* The request:
Lines containing the string "needed" are to be counted; report the total by itself.

* Working data:
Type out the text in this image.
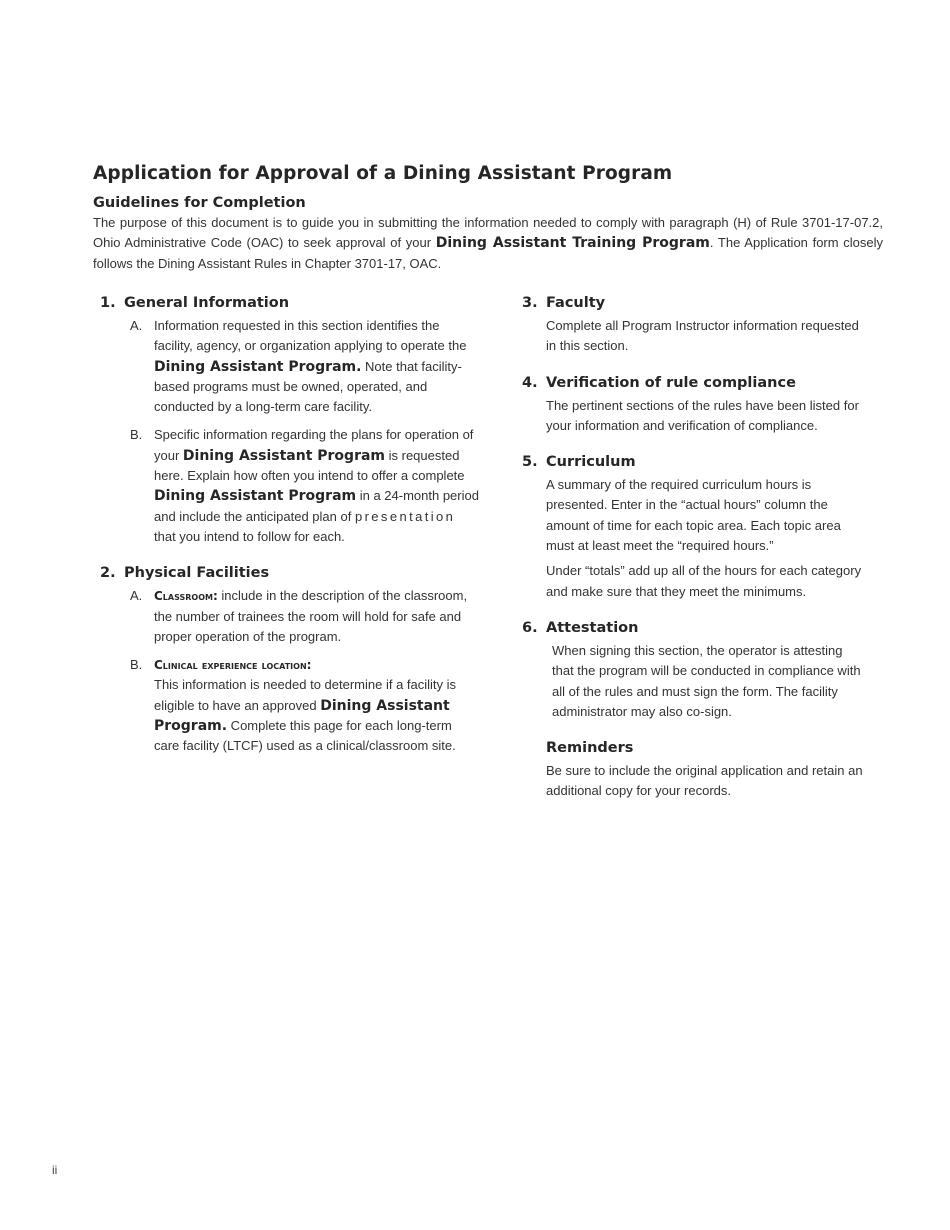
Application for Approval of a Dining Assistant Program
Guidelines for Completion

The purpose of this document is to guide you in submitting the information needed to comply with paragraph (H) of Rule 3701-17-07.2, Ohio Administrative Code (OAC) to seek approval of your Dining Assistant Training Program. The Application form closely follows the Dining Assistant Rules in Chapter 3701-17, OAC.

1. General Information
A. Information requested in this section identifies the facility, agency, or organization applying to operate the Dining Assistant Program. Note that facility-based programs must be owned, operated, and conducted by a long-term care facility.
B. Specific information regarding the plans for operation of your Dining Assistant Program is requested here. Explain how often you intend to offer a complete Dining Assistant Program in a 24-month period and include the anticipated plan of presentation that you intend to follow for each.
2. Physical Facilities
A. Classroom: include in the description of the classroom, the number of trainees the room will hold for safe and proper operation of the program.
B. Clinical experience location:
This information is needed to determine if a facility is eligible to have an approved Dining Assistant Program. Complete this page for each long-term care facility (LTCF) used as a clinical/classroom site.
3. Faculty
Complete all Program Instructor information requested in this section.
4. Verification of rule compliance
The pertinent sections of the rules have been listed for your information and verification of compliance.
5. Curriculum
A summary of the required curriculum hours is presented. Enter in the “actual hours” column the amount of time for each topic area. Each topic area must at least meet the “required hours.”
Under “totals” add up all of the hours for each category and make sure that they meet the minimums.
6. Attestation
When signing this section, the operator is attesting that the program will be conducted in compliance with all of the rules and must sign the form. The facility administrator may also co-sign.
Reminders
Be sure to include the original application and retain an additional copy for your records.
ii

* Task solution:
2